PROBLEM STATEMENT – Exclude images, then output the remaining data verbatim.

-*-*-

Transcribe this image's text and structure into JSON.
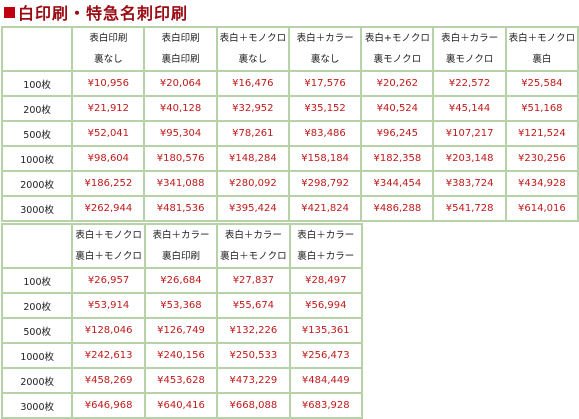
{
  "page": {
    "title": "白印刷・特急名刺印刷"
  },
  "table1": {
    "headers": [
      [
        "表白印刷",
        "裏なし"
      ],
      [
        "表白印刷",
        "裏白印刷"
      ],
      [
        "表白＋モノクロ",
        "裏なし"
      ],
      [
        "表白＋カラー",
        "裏なし"
      ],
      [
        "表白+モノクロ",
        "裏モノクロ"
      ],
      [
        "表白＋カラー",
        "裏モノクロ"
      ],
      [
        "表白＋モノクロ",
        "裏白"
      ]
    ],
    "rows": [
      {
        "label": "100枚",
        "prices": [
          "¥10,956",
          "¥20,064",
          "¥16,476",
          "¥17,576",
          "¥20,262",
          "¥22,572",
          "¥25,584"
        ]
      },
      {
        "label": "200枚",
        "prices": [
          "¥21,912",
          "¥40,128",
          "¥32,952",
          "¥35,152",
          "¥40,524",
          "¥45,144",
          "¥51,168"
        ]
      },
      {
        "label": "500枚",
        "prices": [
          "¥52,041",
          "¥95,304",
          "¥78,261",
          "¥83,486",
          "¥96,245",
          "¥107,217",
          "¥121,524"
        ]
      },
      {
        "label": "1000枚",
        "prices": [
          "¥98,604",
          "¥180,576",
          "¥148,284",
          "¥158,184",
          "¥182,358",
          "¥203,148",
          "¥230,256"
        ]
      },
      {
        "label": "2000枚",
        "prices": [
          "¥186,252",
          "¥341,088",
          "¥280,092",
          "¥298,792",
          "¥344,454",
          "¥383,724",
          "¥434,928"
        ]
      },
      {
        "label": "3000枚",
        "prices": [
          "¥262,944",
          "¥481,536",
          "¥395,424",
          "¥421,824",
          "¥486,288",
          "¥541,728",
          "¥614,016"
        ]
      }
    ]
  },
  "table2": {
    "headers": [
      [
        "表白＋モノクロ",
        "裏白＋モノクロ"
      ],
      [
        "表白＋カラー",
        "裏白印刷"
      ],
      [
        "表白＋カラー",
        "裏白＋モノクロ"
      ],
      [
        "表白＋カラー",
        "裏白＋カラー"
      ]
    ],
    "rows": [
      {
        "label": "100枚",
        "prices": [
          "¥26,957",
          "¥26,684",
          "¥27,837",
          "¥28,497"
        ]
      },
      {
        "label": "200枚",
        "prices": [
          "¥53,914",
          "¥53,368",
          "¥55,674",
          "¥56,994"
        ]
      },
      {
        "label": "500枚",
        "prices": [
          "¥128,046",
          "¥126,749",
          "¥132,226",
          "¥135,361"
        ]
      },
      {
        "label": "1000枚",
        "prices": [
          "¥242,613",
          "¥240,156",
          "¥250,533",
          "¥256,473"
        ]
      },
      {
        "label": "2000枚",
        "prices": [
          "¥458,269",
          "¥453,628",
          "¥473,229",
          "¥484,449"
        ]
      },
      {
        "label": "3000枚",
        "prices": [
          "¥646,968",
          "¥640,416",
          "¥668,088",
          "¥683,928"
        ]
      }
    ]
  }
}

-*-*-

FINAL RESULT –
Transcribe this image's text and structure into JSON.
{
  "page": {
    "title": "白印刷・特急名刺印刷"
  },
  "table1": {
    "headers": [
      [
        "表白印刷",
        "裏なし"
      ],
      [
        "表白印刷",
        "裏白印刷"
      ],
      [
        "表白＋モノクロ",
        "裏なし"
      ],
      [
        "表白＋カラー",
        "裏なし"
      ],
      [
        "表白+モノクロ",
        "裏モノクロ"
      ],
      [
        "表白＋カラー",
        "裏モノクロ"
      ],
      [
        "表白＋モノクロ",
        "裏白"
      ]
    ],
    "rows": [
      {
        "label": "100枚",
        "prices": [
          "¥10,956",
          "¥20,064",
          "¥16,476",
          "¥17,576",
          "¥20,262",
          "¥22,572",
          "¥25,584"
        ]
      },
      {
        "label": "200枚",
        "prices": [
          "¥21,912",
          "¥40,128",
          "¥32,952",
          "¥35,152",
          "¥40,524",
          "¥45,144",
          "¥51,168"
        ]
      },
      {
        "label": "500枚",
        "prices": [
          "¥52,041",
          "¥95,304",
          "¥78,261",
          "¥83,486",
          "¥96,245",
          "¥107,217",
          "¥121,524"
        ]
      },
      {
        "label": "1000枚",
        "prices": [
          "¥98,604",
          "¥180,576",
          "¥148,284",
          "¥158,184",
          "¥182,358",
          "¥203,148",
          "¥230,256"
        ]
      },
      {
        "label": "2000枚",
        "prices": [
          "¥186,252",
          "¥341,088",
          "¥280,092",
          "¥298,792",
          "¥344,454",
          "¥383,724",
          "¥434,928"
        ]
      },
      {
        "label": "3000枚",
        "prices": [
          "¥262,944",
          "¥481,536",
          "¥395,424",
          "¥421,824",
          "¥486,288",
          "¥541,728",
          "¥614,016"
        ]
      }
    ]
  },
  "table2": {
    "headers": [
      [
        "表白＋モノクロ",
        "裏白＋モノクロ"
      ],
      [
        "表白＋カラー",
        "裏白印刷"
      ],
      [
        "表白＋カラー",
        "裏白＋モノクロ"
      ],
      [
        "表白＋カラー",
        "裏白＋カラー"
      ]
    ],
    "rows": [
      {
        "label": "100枚",
        "prices": [
          "¥26,957",
          "¥26,684",
          "¥27,837",
          "¥28,497"
        ]
      },
      {
        "label": "200枚",
        "prices": [
          "¥53,914",
          "¥53,368",
          "¥55,674",
          "¥56,994"
        ]
      },
      {
        "label": "500枚",
        "prices": [
          "¥128,046",
          "¥126,749",
          "¥132,226",
          "¥135,361"
        ]
      },
      {
        "label": "1000枚",
        "prices": [
          "¥242,613",
          "¥240,156",
          "¥250,533",
          "¥256,473"
        ]
      },
      {
        "label": "2000枚",
        "prices": [
          "¥458,269",
          "¥453,628",
          "¥473,229",
          "¥484,449"
        ]
      },
      {
        "label": "3000枚",
        "prices": [
          "¥646,968",
          "¥640,416",
          "¥668,088",
          "¥683,928"
        ]
      }
    ]
  }
}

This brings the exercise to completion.